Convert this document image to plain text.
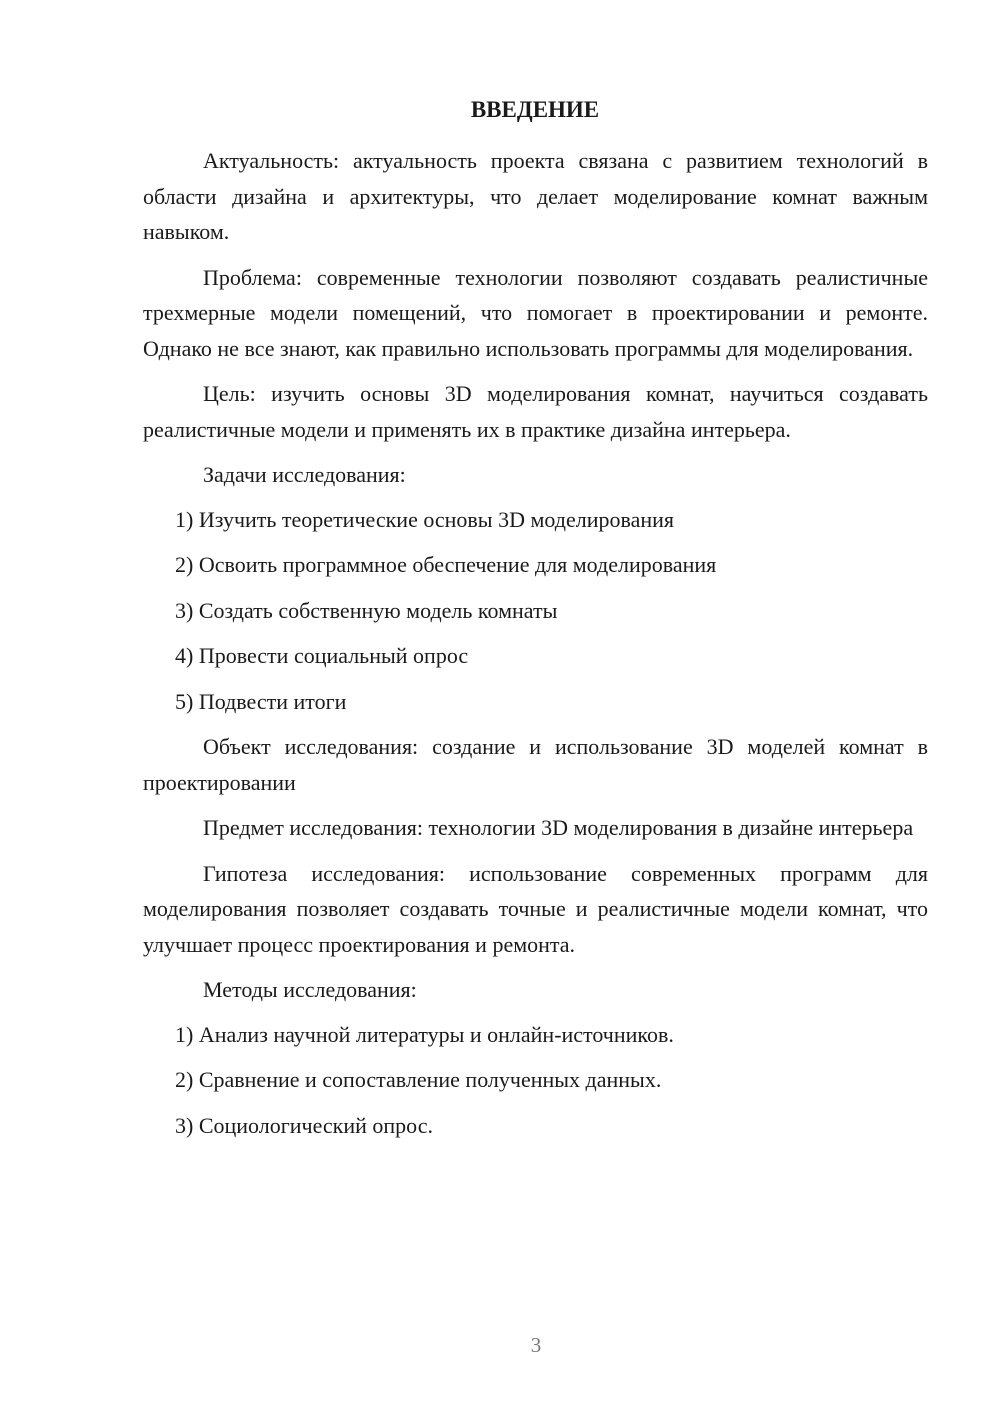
ВВЕДЕНИЕ

Актуальность: актуальность проекта связана с развитием технологий в области дизайна и архитектуры, что делает моделирование комнат важным навыком.

Проблема: современные технологии позволяют создавать реалистичные трехмерные модели помещений, что помогает в проектировании и ремонте. Однако не все знают, как правильно использовать программы для моделирования.

Цель: изучить основы 3D моделирования комнат, научиться создавать реалистичные модели и применять их в практике дизайна интерьера.

Задачи исследования:

1) Изучить теоретические основы 3D моделирования
2) Освоить программное обеспечение для моделирования
3) Создать собственную модель комнаты
4) Провести социальный опрос
5) Подвести итоги

Объект исследования: создание и использование 3D моделей комнат в проектировании

Предмет исследования: технологии 3D моделирования в дизайне интерьера

Гипотеза исследования: использование современных программ для моделирования позволяет создавать точные и реалистичные модели комнат, что улучшает процесс проектирования и ремонта.

Методы исследования:

1) Анализ научной литературы и онлайн-источников.
2) Сравнение и сопоставление полученных данных.
3) Социологический опрос.
3
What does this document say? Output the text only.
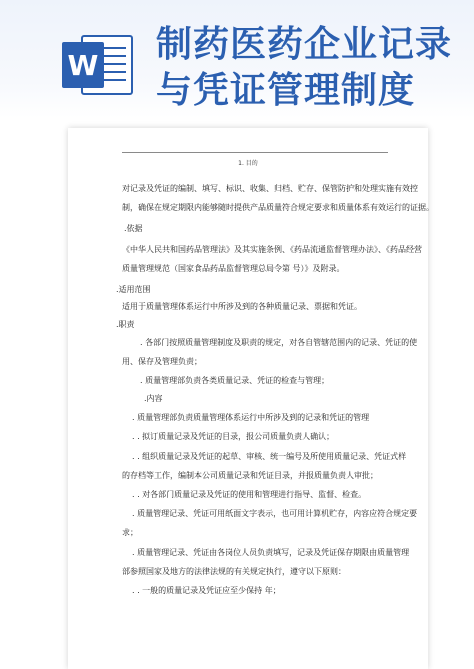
W
制药医药企业记录
与凭证管理制度
1. 目的
对记录及凭证的编制、填写、标识、收集、归档、贮存、保管防护和处理实施有效控
制，确保在规定期限内能够随时提供产品质量符合规定要求和质量体系有效运行的证据。
.依据
《中华人民共和国药品管理法》及其实施条例、《药品流通监督管理办法》、《药品经营
质量管理规范（国家食品药品监督管理总局令第 号）》及附录。
.适用范围
适用于质量管理体系运行中所涉及到的各种质量记录、票据和凭证。
.职责
. 各部门按照质量管理制度及职责的规定，对各自管辖范围内的记录、凭证的使
用、保存及管理负责；
. 质量管理部负责各类质量记录、凭证的检查与管理；
.内容
. 质量管理部负责质量管理体系运行中所涉及到的记录和凭证的管理
. . 拟订质量记录及凭证的目录，报公司质量负责人确认；
. . 组织质量记录及凭证的起草、审核、统一编号及所使用质量记录、凭证式样
的存档等工作，编制本公司质量记录和凭证目录，并报质量负责人审批；
. . 对各部门质量记录及凭证的使用和管理进行指导、监督、检查。
. 质量管理记录、凭证可用纸面文字表示，也可用计算机贮存，内容应符合规定要
求；
. 质量管理记录、凭证由各岗位人员负责填写，记录及凭证保存期限由质量管理
部参照国家及地方的法律法规的有关规定执行，遵守以下原则：
. . 一般的质量记录及凭证应至少保持 年；
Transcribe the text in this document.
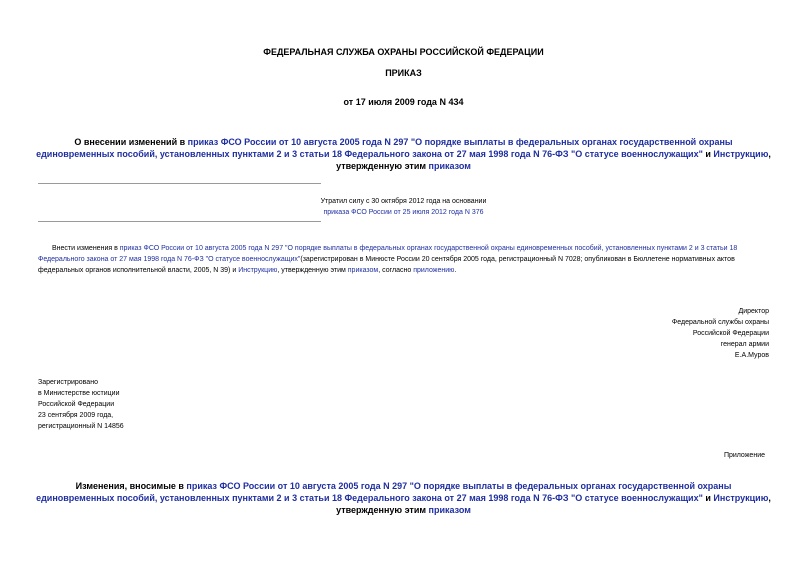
ФЕДЕРАЛЬНАЯ СЛУЖБА ОХРАНЫ РОССИЙСКОЙ ФЕДЕРАЦИИ
ПРИКАЗ
от 17 июля 2009 года N 434
О внесении изменений в приказ ФСО России от 10 августа 2005 года N 297 "О порядке выплаты в федеральных органах государственной охраны единовременных пособий, установленных пунктами 2 и 3 статьи 18 Федерального закона от 27 мая 1998 года N 76-ФЗ "О статусе военнослужащих" и Инструкцию, утвержденную этим приказом
Утратил силу с 30 октября 2012 года на основании
приказа ФСО России от 25 июля 2012 года N 376
Внести изменения в приказ ФСО России от 10 августа 2005 года N 297 "О порядке выплаты в федеральных органах государственной охраны единовременных пособий, установленных пунктами 2 и 3 статьи 18 Федерального закона от 27 мая 1998 года N 76-ФЗ "О статусе военнослужащих"(зарегистрирован в Минюсте России 20 сентября 2005 года, регистрационный N 7028; опубликован в Бюллетене нормативных актов федеральных органов исполнительной власти, 2005, N 39) и Инструкцию, утвержденную этим приказом, согласно приложению.
Директор
Федеральной службы охраны
Российской Федерации
генерал армии
Е.А.Муров
Зарегистрировано
в Министерстве юстиции
Российской Федерации
23 сентября 2009 года,
регистрационный N 14856
Приложение
Изменения, вносимые в приказ ФСО России от 10 августа 2005 года N 297 "О порядке выплаты в федеральных органах государственной охраны единовременных пособий, установленных пунктами 2 и 3 статьи 18 Федерального закона от 27 мая 1998 года N 76-ФЗ "О статусе военнослужащих" и Инструкцию, утвержденную этим приказом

(WHAT NEEDS TO BE DONE)
Give the material again exactly as it is, but keep the pictures out.

(OUTPUT OF THE TASK)
Convert this document image to plain text.
ВВЕДЕНИЕ

Актуальность: актуальность проекта связана с развитием технологий в области дизайна и архитектуры, что делает моделирование комнат важным навыком.

Проблема: современные технологии позволяют создавать реалистичные трехмерные модели помещений, что помогает в проектировании и ремонте. Однако не все знают, как правильно использовать программы для моделирования.

Цель: изучить основы 3D моделирования комнат, научиться создавать реалистичные модели и применять их в практике дизайна интерьера.

Задачи исследования:

1) Изучить теоретические основы 3D моделирования
2) Освоить программное обеспечение для моделирования
3) Создать собственную модель комнаты
4) Провести социальный опрос
5) Подвести итоги

Объект исследования: создание и использование 3D моделей комнат в проектировании

Предмет исследования: технологии 3D моделирования в дизайне интерьера

Гипотеза исследования: использование современных программ для моделирования позволяет создавать точные и реалистичные модели комнат, что улучшает процесс проектирования и ремонта.

Методы исследования:

1) Анализ научной литературы и онлайн-источников.
2) Сравнение и сопоставление полученных данных.
3) Социологический опрос.
3
What does this document say? Output the text only.
W
制药医药企业记录
与凭证管理制度
1. 目的
对记录及凭证的编制、填写、标识、收集、归档、贮存、保管防护和处理实施有效控
制，确保在规定期限内能够随时提供产品质量符合规定要求和质量体系有效运行的证据。
.依据
《中华人民共和国药品管理法》及其实施条例、《药品流通监督管理办法》、《药品经营
质量管理规范（国家食品药品监督管理总局令第 号）》及附录。
.适用范围
适用于质量管理体系运行中所涉及到的各种质量记录、票据和凭证。
.职责
. 各部门按照质量管理制度及职责的规定，对各自管辖范围内的记录、凭证的使
用、保存及管理负责；
. 质量管理部负责各类质量记录、凭证的检查与管理；
.内容
. 质量管理部负责质量管理体系运行中所涉及到的记录和凭证的管理
. . 拟订质量记录及凭证的目录，报公司质量负责人确认；
. . 组织质量记录及凭证的起草、审核、统一编号及所使用质量记录、凭证式样
的存档等工作，编制本公司质量记录和凭证目录，并报质量负责人审批；
. . 对各部门质量记录及凭证的使用和管理进行指导、监督、检查。
. 质量管理记录、凭证可用纸面文字表示，也可用计算机贮存，内容应符合规定要
求；
. 质量管理记录、凭证由各岗位人员负责填写，记录及凭证保存期限由质量管理
部参照国家及地方的法律法规的有关规定执行，遵守以下原则：
. . 一般的质量记录及凭证应至少保持 年；
Transcribe the text in this document.
ФЕДЕРАЛЬНАЯ СЛУЖБА ОХРАНЫ РОССИЙСКОЙ ФЕДЕРАЦИИ
ПРИКАЗ
от 17 июля 2009 года N 434
О внесении изменений в приказ ФСО России от 10 августа 2005 года N 297 "О порядке выплаты в федеральных органах государственной охраны единовременных пособий, установленных пунктами 2 и 3 статьи 18 Федерального закона от 27 мая 1998 года N 76-ФЗ "О статусе военнослужащих" и Инструкцию, утвержденную этим приказом
Утратил силу с 30 октября 2012 года на основании
приказа ФСО России от 25 июля 2012 года N 376
Внести изменения в приказ ФСО России от 10 августа 2005 года N 297 "О порядке выплаты в федеральных органах государственной охраны единовременных пособий, установленных пунктами 2 и 3 статьи 18 Федерального закона от 27 мая 1998 года N 76-ФЗ "О статусе военнослужащих"(зарегистрирован в Минюсте России 20 сентября 2005 года, регистрационный N 7028; опубликован в Бюллетене нормативных актов федеральных органов исполнительной власти, 2005, N 39) и Инструкцию, утвержденную этим приказом, согласно приложению.
Директор
Федеральной службы охраны
Российской Федерации
генерал армии
Е.А.Муров
Зарегистрировано
в Министерстве юстиции
Российской Федерации
23 сентября 2009 года,
регистрационный N 14856
Приложение
Изменения, вносимые в приказ ФСО России от 10 августа 2005 года N 297 "О порядке выплаты в федеральных органах государственной охраны единовременных пособий, установленных пунктами 2 и 3 статьи 18 Федерального закона от 27 мая 1998 года N 76-ФЗ "О статусе военнослужащих" и Инструкцию, утвержденную этим приказом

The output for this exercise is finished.